▶ **DO THIS**: Among the entries below, find how many lines carry the word "schlief" and state only that figure.

▶ **Recorded data**:
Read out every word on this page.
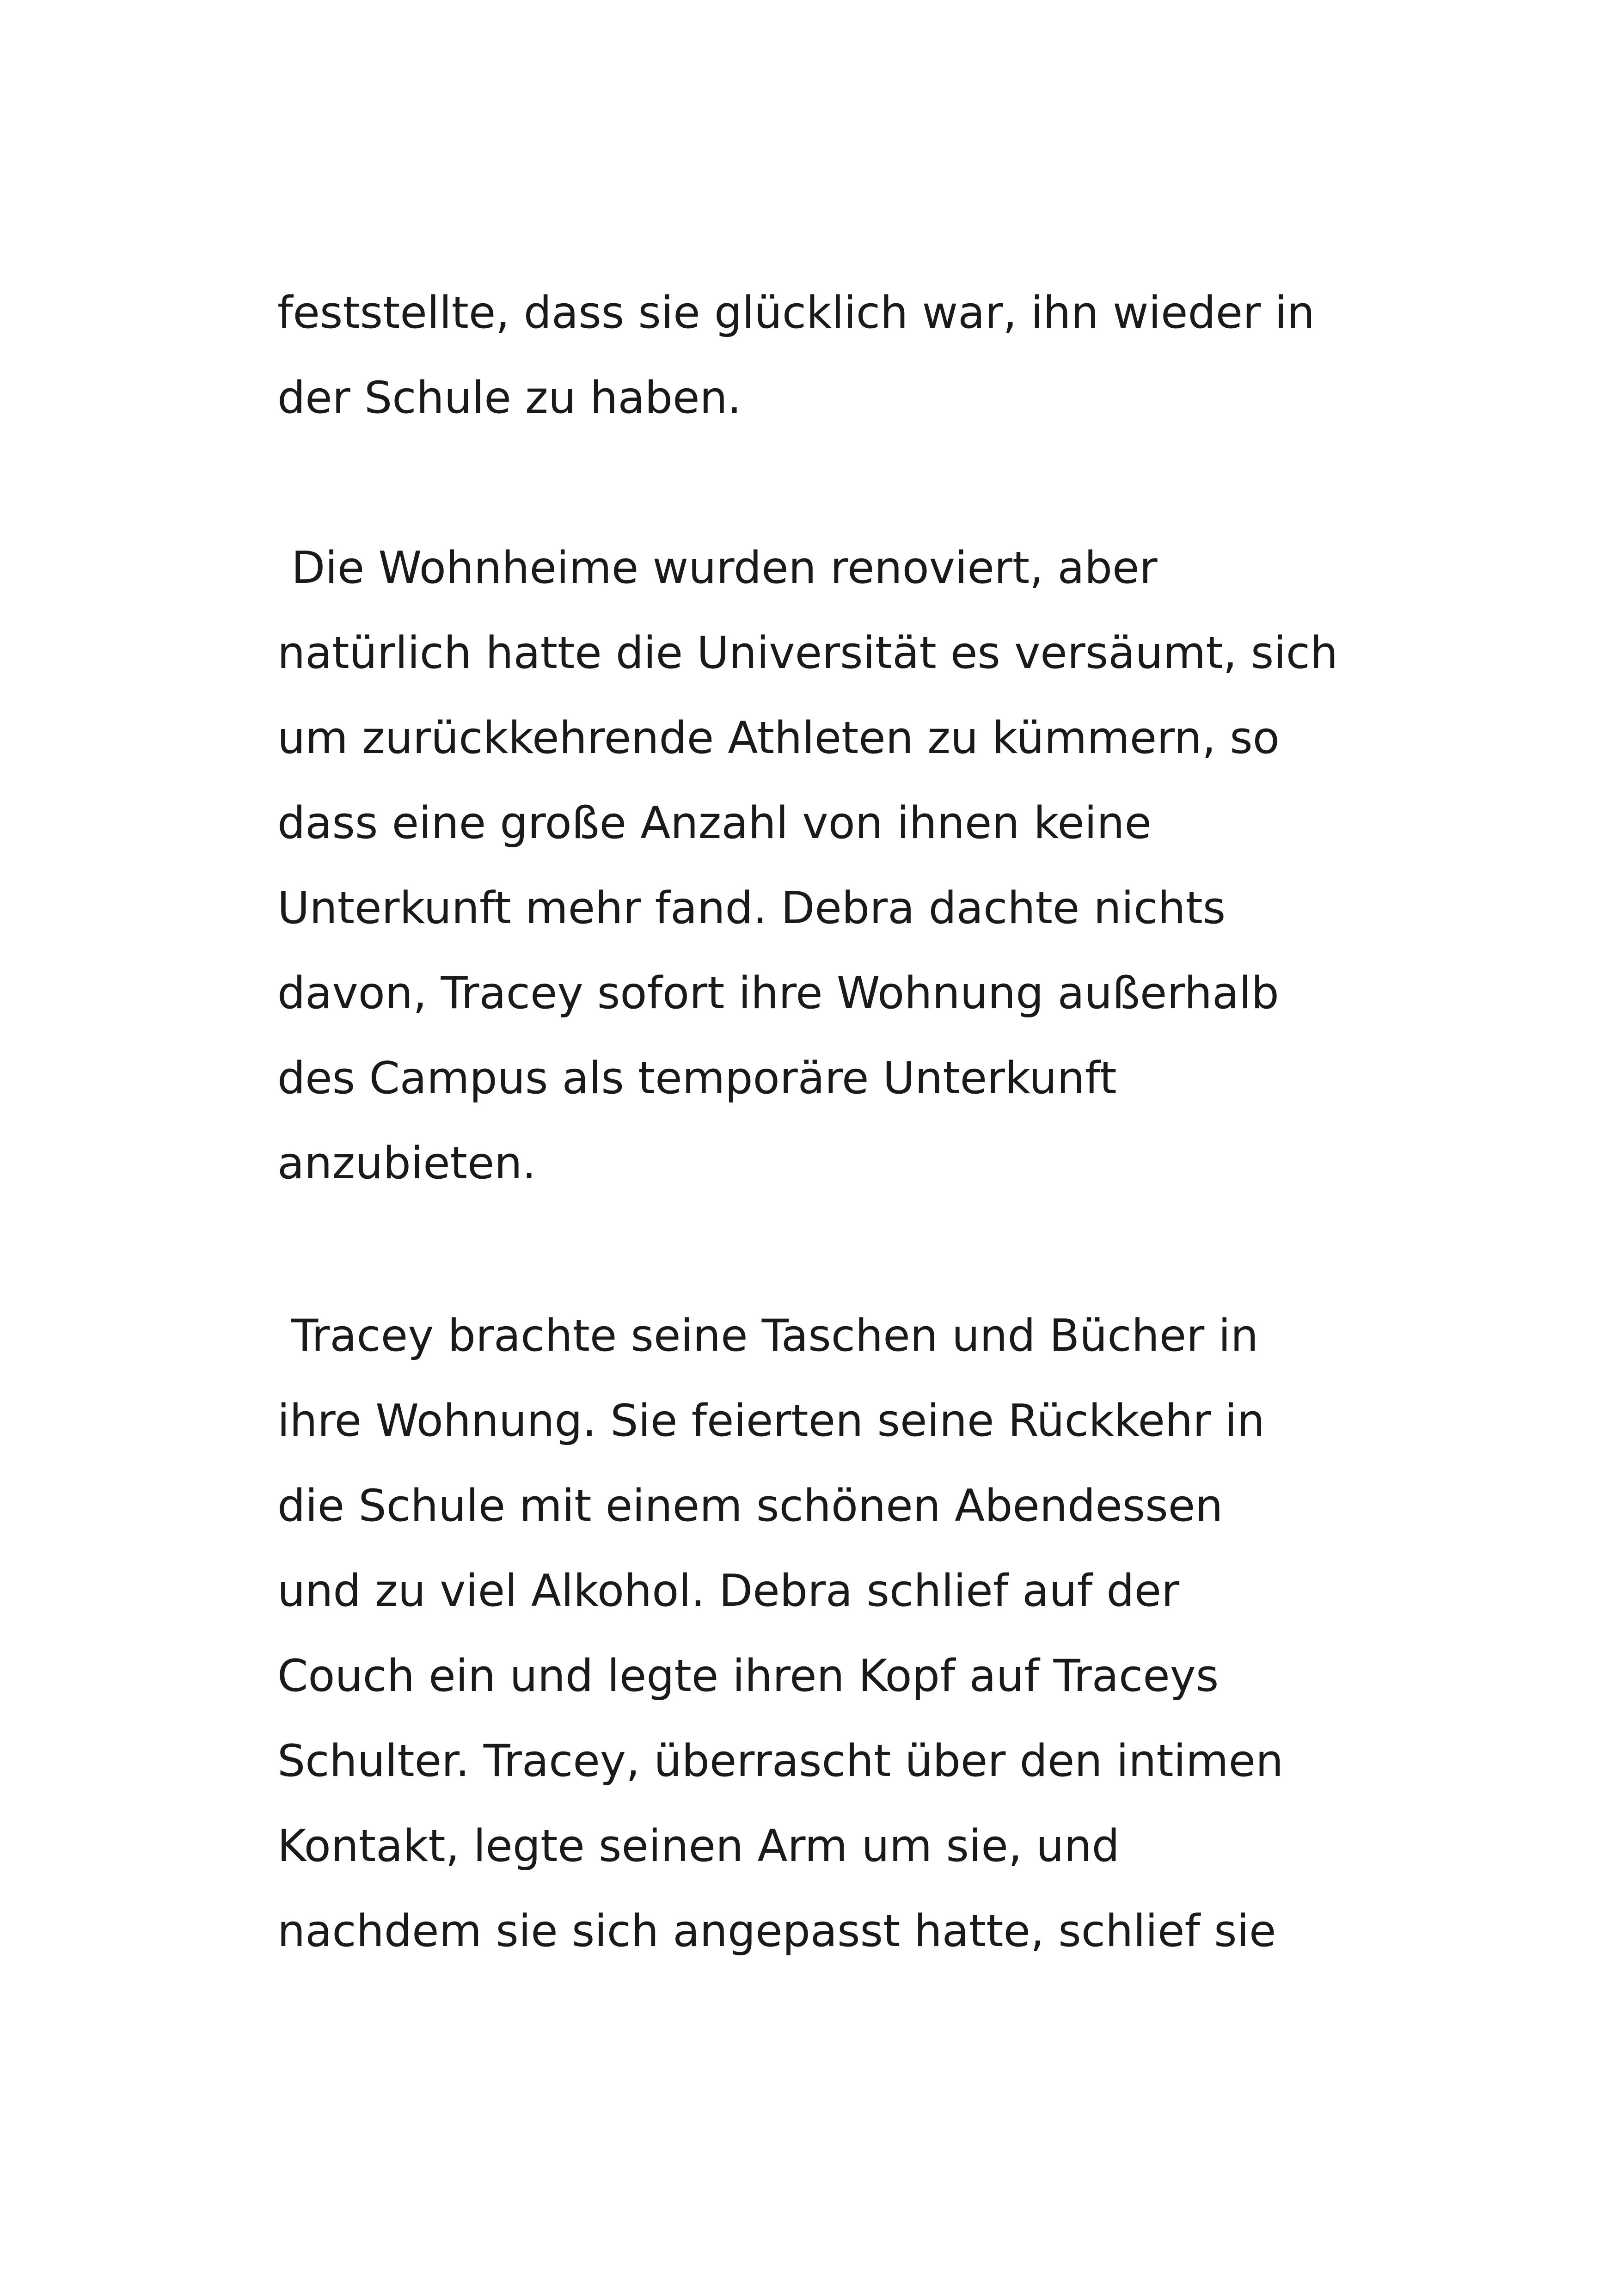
feststellte, dass sie glücklich war, ihn wieder in
der Schule zu haben.
Die Wohnheime wurden renoviert, aber
natürlich hatte die Universität es versäumt, sich
um zurückkehrende Athleten zu kümmern, so
dass eine große Anzahl von ihnen keine
Unterkunft mehr fand. Debra dachte nichts
davon, Tracey sofort ihre Wohnung außerhalb
des Campus als temporäre Unterkunft
anzubieten.
Tracey brachte seine Taschen und Bücher in
ihre Wohnung. Sie feierten seine Rückkehr in
die Schule mit einem schönen Abendessen
und zu viel Alkohol. Debra schlief auf der
Couch ein und legte ihren Kopf auf Traceys
Schulter. Tracey, überrascht über den intimen
Kontakt, legte seinen Arm um sie, und
nachdem sie sich angepasst hatte, schlief sie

▶ **OUTPUT FOR THIS EXERCISE**: 2